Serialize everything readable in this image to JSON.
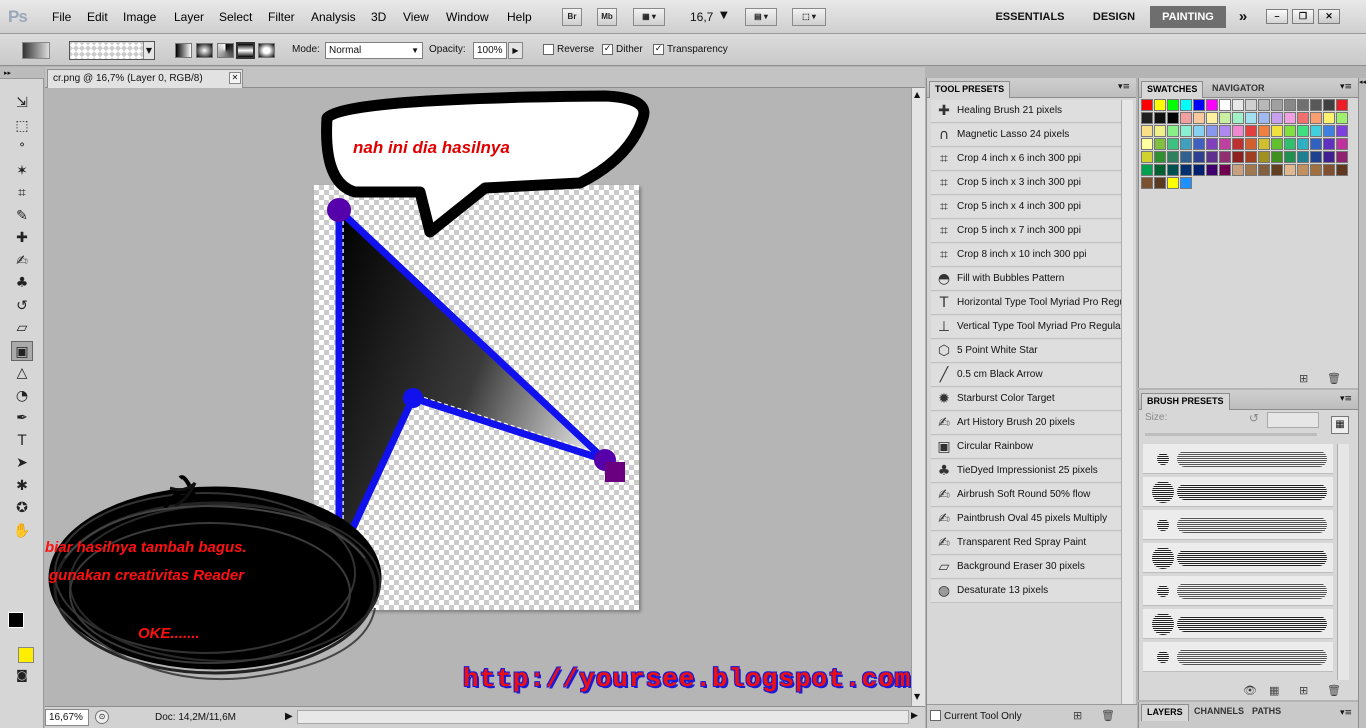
{
  "app": {
    "logo": "Ps"
  },
  "menu": [
    "File",
    "Edit",
    "Image",
    "Layer",
    "Select",
    "Filter",
    "Analysis",
    "3D",
    "View",
    "Window",
    "Help"
  ],
  "appbar": {
    "bridge": "Br",
    "mini": "Mb",
    "zoom": "16,7"
  },
  "workspaces": {
    "essentials": "ESSENTIALS",
    "design": "DESIGN",
    "painting": "PAINTING",
    "more": "»"
  },
  "window_controls": {
    "minimize": "–",
    "restore": "❐",
    "close": "✕"
  },
  "options": {
    "mode_label": "Mode:",
    "mode_value": "Normal",
    "opacity_label": "Opacity:",
    "opacity_value": "100%",
    "reverse_label": "Reverse",
    "reverse_checked": "",
    "dither_label": "Dither",
    "dither_checked": "✓",
    "transparency_label": "Transparency",
    "transparency_checked": "✓"
  },
  "tools": [
    {
      "name": "move-tool",
      "glyph": "⇲"
    },
    {
      "name": "marquee-tool",
      "glyph": "⬚"
    },
    {
      "name": "lasso-tool",
      "glyph": "ᐤ"
    },
    {
      "name": "quick-select-tool",
      "glyph": "✶"
    },
    {
      "name": "crop-tool",
      "glyph": "⌗"
    },
    {
      "name": "eyedropper-tool",
      "glyph": "✎"
    },
    {
      "name": "healing-tool",
      "glyph": "✚"
    },
    {
      "name": "brush-tool",
      "glyph": "✍"
    },
    {
      "name": "clone-stamp-tool",
      "glyph": "♣"
    },
    {
      "name": "history-brush-tool",
      "glyph": "↺"
    },
    {
      "name": "eraser-tool",
      "glyph": "▱"
    },
    {
      "name": "gradient-tool",
      "glyph": "▣"
    },
    {
      "name": "blur-tool",
      "glyph": "△"
    },
    {
      "name": "dodge-tool",
      "glyph": "◔"
    },
    {
      "name": "pen-tool",
      "glyph": "✒"
    },
    {
      "name": "type-tool",
      "glyph": "T"
    },
    {
      "name": "path-select-tool",
      "glyph": "➤"
    },
    {
      "name": "shape-tool",
      "glyph": "✱"
    },
    {
      "name": "3d-rotate-tool",
      "glyph": "✪"
    },
    {
      "name": "hand-tool",
      "glyph": "✋"
    }
  ],
  "document": {
    "tab_title": "cr.png @ 16,7% (Layer 0, RGB/8)",
    "tab_close": "✕",
    "zoom": "16,67%",
    "doc_info": "Doc: 14,2M/11,6M",
    "bubble_text": "nah ini dia hasilnya",
    "scribble_line1": "biar hasilnya tambah bagus.",
    "scribble_line2": "gunakan creativitas Reader",
    "scribble_line3": "OKE.......",
    "url": "http://yoursee.blogspot.com"
  },
  "tool_presets": {
    "title": "TOOL PRESETS",
    "items": [
      {
        "label": "Healing Brush 21 pixels",
        "icon": "bandage-icon",
        "glyph": "✚"
      },
      {
        "label": "Magnetic Lasso 24 pixels",
        "icon": "magnet-icon",
        "glyph": "∩"
      },
      {
        "label": "Crop 4 inch x 6 inch 300 ppi",
        "icon": "crop-icon",
        "glyph": "⌗"
      },
      {
        "label": "Crop 5 inch x 3 inch 300 ppi",
        "icon": "crop-icon",
        "glyph": "⌗"
      },
      {
        "label": "Crop 5 inch x 4 inch 300 ppi",
        "icon": "crop-icon",
        "glyph": "⌗"
      },
      {
        "label": "Crop 5 inch x 7 inch 300 ppi",
        "icon": "crop-icon",
        "glyph": "⌗"
      },
      {
        "label": "Crop 8 inch x 10 inch 300 ppi",
        "icon": "crop-icon",
        "glyph": "⌗"
      },
      {
        "label": "Fill with Bubbles Pattern",
        "icon": "paint-bucket-icon",
        "glyph": "◓"
      },
      {
        "label": "Horizontal Type Tool Myriad Pro Regular",
        "icon": "type-icon",
        "glyph": "T"
      },
      {
        "label": "Vertical Type Tool Myriad Pro Regular",
        "icon": "vertical-type-icon",
        "glyph": "⊥"
      },
      {
        "label": "5 Point White Star",
        "icon": "polygon-icon",
        "glyph": "⬡"
      },
      {
        "label": "0.5 cm Black Arrow",
        "icon": "line-icon",
        "glyph": "╱"
      },
      {
        "label": "Starburst Color Target",
        "icon": "starburst-icon",
        "glyph": "✹"
      },
      {
        "label": "Art History Brush 20 pixels",
        "icon": "art-history-icon",
        "glyph": "✍"
      },
      {
        "label": "Circular Rainbow",
        "icon": "gradient-icon",
        "glyph": "▣"
      },
      {
        "label": "TieDyed Impressionist 25 pixels",
        "icon": "pattern-stamp-icon",
        "glyph": "♣"
      },
      {
        "label": "Airbrush Soft Round 50% flow",
        "icon": "airbrush-icon",
        "glyph": "✍"
      },
      {
        "label": "Paintbrush Oval 45 pixels Multiply",
        "icon": "paintbrush-icon",
        "glyph": "✍"
      },
      {
        "label": "Transparent Red Spray Paint",
        "icon": "spray-icon",
        "glyph": "✍"
      },
      {
        "label": "Background Eraser 30 pixels",
        "icon": "bg-eraser-icon",
        "glyph": "▱"
      },
      {
        "label": "Desaturate 13 pixels",
        "icon": "sponge-icon",
        "glyph": "◍"
      }
    ],
    "current_tool_only": "Current Tool Only"
  },
  "swatches": {
    "tabs": [
      "SWATCHES",
      "NAVIGATOR"
    ],
    "colors": [
      "#ff0000",
      "#ffff00",
      "#00ff00",
      "#00ffff",
      "#0000ff",
      "#ff00ff",
      "#ffffff",
      "#e8e8e8",
      "#d0d0d0",
      "#b8b8b8",
      "#a0a0a0",
      "#888888",
      "#707070",
      "#585858",
      "#404040",
      "#ee1c24",
      "#202020",
      "#101010",
      "#000000",
      "#f0a0a0",
      "#f8c8a0",
      "#fff0a0",
      "#c8f0a0",
      "#a0f0c8",
      "#a0e0f0",
      "#a0b8f0",
      "#c8a0f0",
      "#f0a0e0",
      "#f07070",
      "#f8a070",
      "#fff070",
      "#a0f070",
      "#f8e088",
      "#f0f088",
      "#88f088",
      "#88f0d0",
      "#88d0f0",
      "#8898f0",
      "#b088f0",
      "#f088d0",
      "#e04040",
      "#f08040",
      "#f0e040",
      "#80e040",
      "#40e080",
      "#40d0e0",
      "#4080e0",
      "#8040e0",
      "#ffffa0",
      "#80c040",
      "#40c080",
      "#40a0c0",
      "#4060c0",
      "#8040c0",
      "#c040a0",
      "#c03030",
      "#d06030",
      "#d0c030",
      "#60c030",
      "#30c070",
      "#30b0c0",
      "#3060c0",
      "#6030c0",
      "#c030a0",
      "#d0d030",
      "#309030",
      "#308060",
      "#306090",
      "#304090",
      "#603090",
      "#903070",
      "#902020",
      "#a04020",
      "#a09020",
      "#409020",
      "#209050",
      "#208090",
      "#204090",
      "#402090",
      "#902070",
      "#00a050",
      "#006030",
      "#005050",
      "#003070",
      "#002070",
      "#400070",
      "#700050",
      "#c8a080",
      "#a07850",
      "#806040",
      "#604020",
      "#e0b890",
      "#c09060",
      "#a07040",
      "#805030",
      "#603820",
      "#7a5230",
      "#5a3a20",
      "#ffff00",
      "#1e90ff"
    ]
  },
  "brush_presets": {
    "title": "BRUSH PRESETS",
    "size_label": "Size:",
    "rows": 7
  },
  "layers": {
    "tabs": [
      "LAYERS",
      "CHANNELS",
      "PATHS"
    ]
  }
}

┄┄┄┄┄┄┄┄┄┄┄┄┄┄┄┄┄┄┄┄

Task directions: Print the full listing exactly, dropping the pictures.

Problem solution:
Serialize everything readable in this image to JSON.
{
  "app": {
    "logo": "Ps"
  },
  "menu": [
    "File",
    "Edit",
    "Image",
    "Layer",
    "Select",
    "Filter",
    "Analysis",
    "3D",
    "View",
    "Window",
    "Help"
  ],
  "appbar": {
    "bridge": "Br",
    "mini": "Mb",
    "zoom": "16,7"
  },
  "workspaces": {
    "essentials": "ESSENTIALS",
    "design": "DESIGN",
    "painting": "PAINTING",
    "more": "»"
  },
  "window_controls": {
    "minimize": "–",
    "restore": "❐",
    "close": "✕"
  },
  "options": {
    "mode_label": "Mode:",
    "mode_value": "Normal",
    "opacity_label": "Opacity:",
    "opacity_value": "100%",
    "reverse_label": "Reverse",
    "reverse_checked": "",
    "dither_label": "Dither",
    "dither_checked": "✓",
    "transparency_label": "Transparency",
    "transparency_checked": "✓"
  },
  "tools": [
    {
      "name": "move-tool",
      "glyph": "⇲"
    },
    {
      "name": "marquee-tool",
      "glyph": "⬚"
    },
    {
      "name": "lasso-tool",
      "glyph": "ᐤ"
    },
    {
      "name": "quick-select-tool",
      "glyph": "✶"
    },
    {
      "name": "crop-tool",
      "glyph": "⌗"
    },
    {
      "name": "eyedropper-tool",
      "glyph": "✎"
    },
    {
      "name": "healing-tool",
      "glyph": "✚"
    },
    {
      "name": "brush-tool",
      "glyph": "✍"
    },
    {
      "name": "clone-stamp-tool",
      "glyph": "♣"
    },
    {
      "name": "history-brush-tool",
      "glyph": "↺"
    },
    {
      "name": "eraser-tool",
      "glyph": "▱"
    },
    {
      "name": "gradient-tool",
      "glyph": "▣"
    },
    {
      "name": "blur-tool",
      "glyph": "△"
    },
    {
      "name": "dodge-tool",
      "glyph": "◔"
    },
    {
      "name": "pen-tool",
      "glyph": "✒"
    },
    {
      "name": "type-tool",
      "glyph": "T"
    },
    {
      "name": "path-select-tool",
      "glyph": "➤"
    },
    {
      "name": "shape-tool",
      "glyph": "✱"
    },
    {
      "name": "3d-rotate-tool",
      "glyph": "✪"
    },
    {
      "name": "hand-tool",
      "glyph": "✋"
    }
  ],
  "document": {
    "tab_title": "cr.png @ 16,7% (Layer 0, RGB/8)",
    "tab_close": "✕",
    "zoom": "16,67%",
    "doc_info": "Doc: 14,2M/11,6M",
    "bubble_text": "nah ini dia hasilnya",
    "scribble_line1": "biar hasilnya tambah bagus.",
    "scribble_line2": "gunakan creativitas Reader",
    "scribble_line3": "OKE.......",
    "url": "http://yoursee.blogspot.com"
  },
  "tool_presets": {
    "title": "TOOL PRESETS",
    "items": [
      {
        "label": "Healing Brush 21 pixels",
        "icon": "bandage-icon",
        "glyph": "✚"
      },
      {
        "label": "Magnetic Lasso 24 pixels",
        "icon": "magnet-icon",
        "glyph": "∩"
      },
      {
        "label": "Crop 4 inch x 6 inch 300 ppi",
        "icon": "crop-icon",
        "glyph": "⌗"
      },
      {
        "label": "Crop 5 inch x 3 inch 300 ppi",
        "icon": "crop-icon",
        "glyph": "⌗"
      },
      {
        "label": "Crop 5 inch x 4 inch 300 ppi",
        "icon": "crop-icon",
        "glyph": "⌗"
      },
      {
        "label": "Crop 5 inch x 7 inch 300 ppi",
        "icon": "crop-icon",
        "glyph": "⌗"
      },
      {
        "label": "Crop 8 inch x 10 inch 300 ppi",
        "icon": "crop-icon",
        "glyph": "⌗"
      },
      {
        "label": "Fill with Bubbles Pattern",
        "icon": "paint-bucket-icon",
        "glyph": "◓"
      },
      {
        "label": "Horizontal Type Tool Myriad Pro Regular",
        "icon": "type-icon",
        "glyph": "T"
      },
      {
        "label": "Vertical Type Tool Myriad Pro Regular",
        "icon": "vertical-type-icon",
        "glyph": "⊥"
      },
      {
        "label": "5 Point White Star",
        "icon": "polygon-icon",
        "glyph": "⬡"
      },
      {
        "label": "0.5 cm Black Arrow",
        "icon": "line-icon",
        "glyph": "╱"
      },
      {
        "label": "Starburst Color Target",
        "icon": "starburst-icon",
        "glyph": "✹"
      },
      {
        "label": "Art History Brush 20 pixels",
        "icon": "art-history-icon",
        "glyph": "✍"
      },
      {
        "label": "Circular Rainbow",
        "icon": "gradient-icon",
        "glyph": "▣"
      },
      {
        "label": "TieDyed Impressionist 25 pixels",
        "icon": "pattern-stamp-icon",
        "glyph": "♣"
      },
      {
        "label": "Airbrush Soft Round 50% flow",
        "icon": "airbrush-icon",
        "glyph": "✍"
      },
      {
        "label": "Paintbrush Oval 45 pixels Multiply",
        "icon": "paintbrush-icon",
        "glyph": "✍"
      },
      {
        "label": "Transparent Red Spray Paint",
        "icon": "spray-icon",
        "glyph": "✍"
      },
      {
        "label": "Background Eraser 30 pixels",
        "icon": "bg-eraser-icon",
        "glyph": "▱"
      },
      {
        "label": "Desaturate 13 pixels",
        "icon": "sponge-icon",
        "glyph": "◍"
      }
    ],
    "current_tool_only": "Current Tool Only"
  },
  "swatches": {
    "tabs": [
      "SWATCHES",
      "NAVIGATOR"
    ],
    "colors": [
      "#ff0000",
      "#ffff00",
      "#00ff00",
      "#00ffff",
      "#0000ff",
      "#ff00ff",
      "#ffffff",
      "#e8e8e8",
      "#d0d0d0",
      "#b8b8b8",
      "#a0a0a0",
      "#888888",
      "#707070",
      "#585858",
      "#404040",
      "#ee1c24",
      "#202020",
      "#101010",
      "#000000",
      "#f0a0a0",
      "#f8c8a0",
      "#fff0a0",
      "#c8f0a0",
      "#a0f0c8",
      "#a0e0f0",
      "#a0b8f0",
      "#c8a0f0",
      "#f0a0e0",
      "#f07070",
      "#f8a070",
      "#fff070",
      "#a0f070",
      "#f8e088",
      "#f0f088",
      "#88f088",
      "#88f0d0",
      "#88d0f0",
      "#8898f0",
      "#b088f0",
      "#f088d0",
      "#e04040",
      "#f08040",
      "#f0e040",
      "#80e040",
      "#40e080",
      "#40d0e0",
      "#4080e0",
      "#8040e0",
      "#ffffa0",
      "#80c040",
      "#40c080",
      "#40a0c0",
      "#4060c0",
      "#8040c0",
      "#c040a0",
      "#c03030",
      "#d06030",
      "#d0c030",
      "#60c030",
      "#30c070",
      "#30b0c0",
      "#3060c0",
      "#6030c0",
      "#c030a0",
      "#d0d030",
      "#309030",
      "#308060",
      "#306090",
      "#304090",
      "#603090",
      "#903070",
      "#902020",
      "#a04020",
      "#a09020",
      "#409020",
      "#209050",
      "#208090",
      "#204090",
      "#402090",
      "#902070",
      "#00a050",
      "#006030",
      "#005050",
      "#003070",
      "#002070",
      "#400070",
      "#700050",
      "#c8a080",
      "#a07850",
      "#806040",
      "#604020",
      "#e0b890",
      "#c09060",
      "#a07040",
      "#805030",
      "#603820",
      "#7a5230",
      "#5a3a20",
      "#ffff00",
      "#1e90ff"
    ]
  },
  "brush_presets": {
    "title": "BRUSH PRESETS",
    "size_label": "Size:",
    "rows": 7
  },
  "layers": {
    "tabs": [
      "LAYERS",
      "CHANNELS",
      "PATHS"
    ]
  }
}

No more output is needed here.